====== SOURCE DATA ======
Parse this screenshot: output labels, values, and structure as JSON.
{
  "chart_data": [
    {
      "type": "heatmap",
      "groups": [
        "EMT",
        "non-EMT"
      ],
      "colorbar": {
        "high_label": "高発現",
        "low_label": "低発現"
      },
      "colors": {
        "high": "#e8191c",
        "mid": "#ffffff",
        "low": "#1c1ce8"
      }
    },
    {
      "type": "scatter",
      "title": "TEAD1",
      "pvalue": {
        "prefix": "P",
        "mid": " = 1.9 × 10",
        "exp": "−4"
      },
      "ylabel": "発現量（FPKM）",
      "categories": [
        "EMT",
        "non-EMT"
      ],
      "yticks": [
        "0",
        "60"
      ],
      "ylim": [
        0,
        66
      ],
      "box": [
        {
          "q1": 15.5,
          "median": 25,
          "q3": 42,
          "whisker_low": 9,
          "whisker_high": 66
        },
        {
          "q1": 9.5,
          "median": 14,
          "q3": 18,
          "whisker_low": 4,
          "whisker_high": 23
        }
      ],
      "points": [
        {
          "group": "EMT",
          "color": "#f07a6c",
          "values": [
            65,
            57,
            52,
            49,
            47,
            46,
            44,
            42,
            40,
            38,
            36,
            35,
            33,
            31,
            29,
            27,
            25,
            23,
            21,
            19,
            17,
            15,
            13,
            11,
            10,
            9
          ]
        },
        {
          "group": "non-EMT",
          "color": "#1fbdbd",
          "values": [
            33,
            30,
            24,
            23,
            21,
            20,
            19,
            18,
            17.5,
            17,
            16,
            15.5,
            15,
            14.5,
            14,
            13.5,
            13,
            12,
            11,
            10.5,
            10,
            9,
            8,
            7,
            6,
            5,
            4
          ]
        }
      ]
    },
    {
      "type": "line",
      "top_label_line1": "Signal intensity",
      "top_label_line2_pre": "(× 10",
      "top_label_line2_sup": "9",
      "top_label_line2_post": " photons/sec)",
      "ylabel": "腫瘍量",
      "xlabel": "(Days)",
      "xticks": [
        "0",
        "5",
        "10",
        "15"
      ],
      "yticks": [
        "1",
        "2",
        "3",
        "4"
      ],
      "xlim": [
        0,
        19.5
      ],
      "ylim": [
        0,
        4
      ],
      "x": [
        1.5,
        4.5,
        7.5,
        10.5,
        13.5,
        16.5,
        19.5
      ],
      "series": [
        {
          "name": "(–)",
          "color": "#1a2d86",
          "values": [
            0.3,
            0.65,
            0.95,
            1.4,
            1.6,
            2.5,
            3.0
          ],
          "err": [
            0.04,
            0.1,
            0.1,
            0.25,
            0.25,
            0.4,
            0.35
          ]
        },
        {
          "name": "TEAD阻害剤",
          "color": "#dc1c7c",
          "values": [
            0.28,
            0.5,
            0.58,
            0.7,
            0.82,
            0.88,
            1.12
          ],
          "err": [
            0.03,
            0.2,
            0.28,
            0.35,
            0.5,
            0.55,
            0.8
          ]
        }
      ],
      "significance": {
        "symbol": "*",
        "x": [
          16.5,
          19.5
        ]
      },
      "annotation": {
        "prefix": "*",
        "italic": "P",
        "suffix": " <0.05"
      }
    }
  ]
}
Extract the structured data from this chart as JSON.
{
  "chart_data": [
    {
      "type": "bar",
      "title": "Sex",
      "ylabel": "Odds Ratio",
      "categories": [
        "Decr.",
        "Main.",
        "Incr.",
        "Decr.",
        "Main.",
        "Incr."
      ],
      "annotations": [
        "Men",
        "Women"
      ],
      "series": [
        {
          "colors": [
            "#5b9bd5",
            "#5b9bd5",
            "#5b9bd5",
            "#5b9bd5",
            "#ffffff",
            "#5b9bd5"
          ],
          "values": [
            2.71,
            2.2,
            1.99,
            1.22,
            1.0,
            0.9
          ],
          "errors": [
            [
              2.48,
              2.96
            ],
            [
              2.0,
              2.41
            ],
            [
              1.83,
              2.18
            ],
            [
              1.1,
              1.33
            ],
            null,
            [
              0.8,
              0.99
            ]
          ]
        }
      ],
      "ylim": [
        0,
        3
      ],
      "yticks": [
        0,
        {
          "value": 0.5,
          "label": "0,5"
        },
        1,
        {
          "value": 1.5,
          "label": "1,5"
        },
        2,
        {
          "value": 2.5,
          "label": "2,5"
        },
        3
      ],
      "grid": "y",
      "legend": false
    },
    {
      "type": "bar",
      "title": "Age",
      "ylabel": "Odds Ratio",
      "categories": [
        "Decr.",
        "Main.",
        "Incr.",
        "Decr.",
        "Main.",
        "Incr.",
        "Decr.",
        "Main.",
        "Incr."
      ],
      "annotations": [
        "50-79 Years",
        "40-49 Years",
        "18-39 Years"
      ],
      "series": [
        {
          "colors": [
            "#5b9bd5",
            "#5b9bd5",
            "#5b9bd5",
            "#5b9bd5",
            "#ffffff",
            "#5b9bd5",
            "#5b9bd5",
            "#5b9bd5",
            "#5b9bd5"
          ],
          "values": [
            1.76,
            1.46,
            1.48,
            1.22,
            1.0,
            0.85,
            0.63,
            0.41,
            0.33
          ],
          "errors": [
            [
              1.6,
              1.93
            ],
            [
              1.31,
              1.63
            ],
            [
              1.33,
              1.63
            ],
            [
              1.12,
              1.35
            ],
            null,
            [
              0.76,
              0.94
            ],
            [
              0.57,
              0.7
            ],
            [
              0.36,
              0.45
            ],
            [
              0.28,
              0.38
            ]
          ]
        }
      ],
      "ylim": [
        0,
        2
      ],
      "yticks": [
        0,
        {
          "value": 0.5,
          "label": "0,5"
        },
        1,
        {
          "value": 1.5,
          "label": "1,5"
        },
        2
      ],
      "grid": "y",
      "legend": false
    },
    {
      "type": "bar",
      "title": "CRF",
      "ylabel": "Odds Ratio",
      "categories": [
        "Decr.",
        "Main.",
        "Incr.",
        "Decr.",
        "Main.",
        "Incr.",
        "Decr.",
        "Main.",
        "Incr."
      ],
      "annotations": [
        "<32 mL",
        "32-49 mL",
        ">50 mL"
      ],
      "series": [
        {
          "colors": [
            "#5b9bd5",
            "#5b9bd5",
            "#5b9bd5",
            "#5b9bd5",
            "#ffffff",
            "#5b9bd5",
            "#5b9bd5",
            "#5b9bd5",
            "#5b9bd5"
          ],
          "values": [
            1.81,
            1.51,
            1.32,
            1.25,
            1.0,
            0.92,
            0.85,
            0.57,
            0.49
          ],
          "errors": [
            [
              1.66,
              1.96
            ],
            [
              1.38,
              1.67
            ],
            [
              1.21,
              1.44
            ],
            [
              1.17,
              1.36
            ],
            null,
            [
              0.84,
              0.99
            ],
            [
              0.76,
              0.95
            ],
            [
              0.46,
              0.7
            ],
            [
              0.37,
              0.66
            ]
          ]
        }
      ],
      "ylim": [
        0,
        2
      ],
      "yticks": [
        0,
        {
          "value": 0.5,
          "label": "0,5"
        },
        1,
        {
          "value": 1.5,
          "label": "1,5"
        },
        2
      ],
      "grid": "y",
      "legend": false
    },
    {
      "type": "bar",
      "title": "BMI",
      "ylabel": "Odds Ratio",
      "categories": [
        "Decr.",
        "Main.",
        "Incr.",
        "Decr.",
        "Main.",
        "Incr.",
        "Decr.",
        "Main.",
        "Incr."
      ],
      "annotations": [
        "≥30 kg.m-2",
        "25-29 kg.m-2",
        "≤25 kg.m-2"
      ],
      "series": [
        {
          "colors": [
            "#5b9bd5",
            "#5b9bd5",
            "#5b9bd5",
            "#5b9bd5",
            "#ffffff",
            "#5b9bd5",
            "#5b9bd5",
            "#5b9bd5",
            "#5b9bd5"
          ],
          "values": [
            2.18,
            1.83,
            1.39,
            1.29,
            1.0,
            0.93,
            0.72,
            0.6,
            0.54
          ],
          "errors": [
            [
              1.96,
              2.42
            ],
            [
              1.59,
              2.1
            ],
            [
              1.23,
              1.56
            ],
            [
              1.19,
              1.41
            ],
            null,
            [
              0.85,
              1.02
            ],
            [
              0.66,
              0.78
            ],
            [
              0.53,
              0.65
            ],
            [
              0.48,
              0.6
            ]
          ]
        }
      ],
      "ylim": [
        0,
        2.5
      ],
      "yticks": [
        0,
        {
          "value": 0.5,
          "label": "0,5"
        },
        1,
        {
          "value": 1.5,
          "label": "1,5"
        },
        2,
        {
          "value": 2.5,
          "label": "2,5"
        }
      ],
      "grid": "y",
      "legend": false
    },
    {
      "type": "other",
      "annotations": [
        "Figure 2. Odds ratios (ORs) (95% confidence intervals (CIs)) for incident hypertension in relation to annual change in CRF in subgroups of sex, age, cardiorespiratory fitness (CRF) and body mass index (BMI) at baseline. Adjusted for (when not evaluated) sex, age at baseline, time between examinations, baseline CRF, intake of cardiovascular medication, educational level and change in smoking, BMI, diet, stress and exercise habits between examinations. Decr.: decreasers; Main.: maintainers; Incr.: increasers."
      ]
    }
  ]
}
======
Work out how many lines in the entries hold the string "this". Your answer should consist solely of that number.

2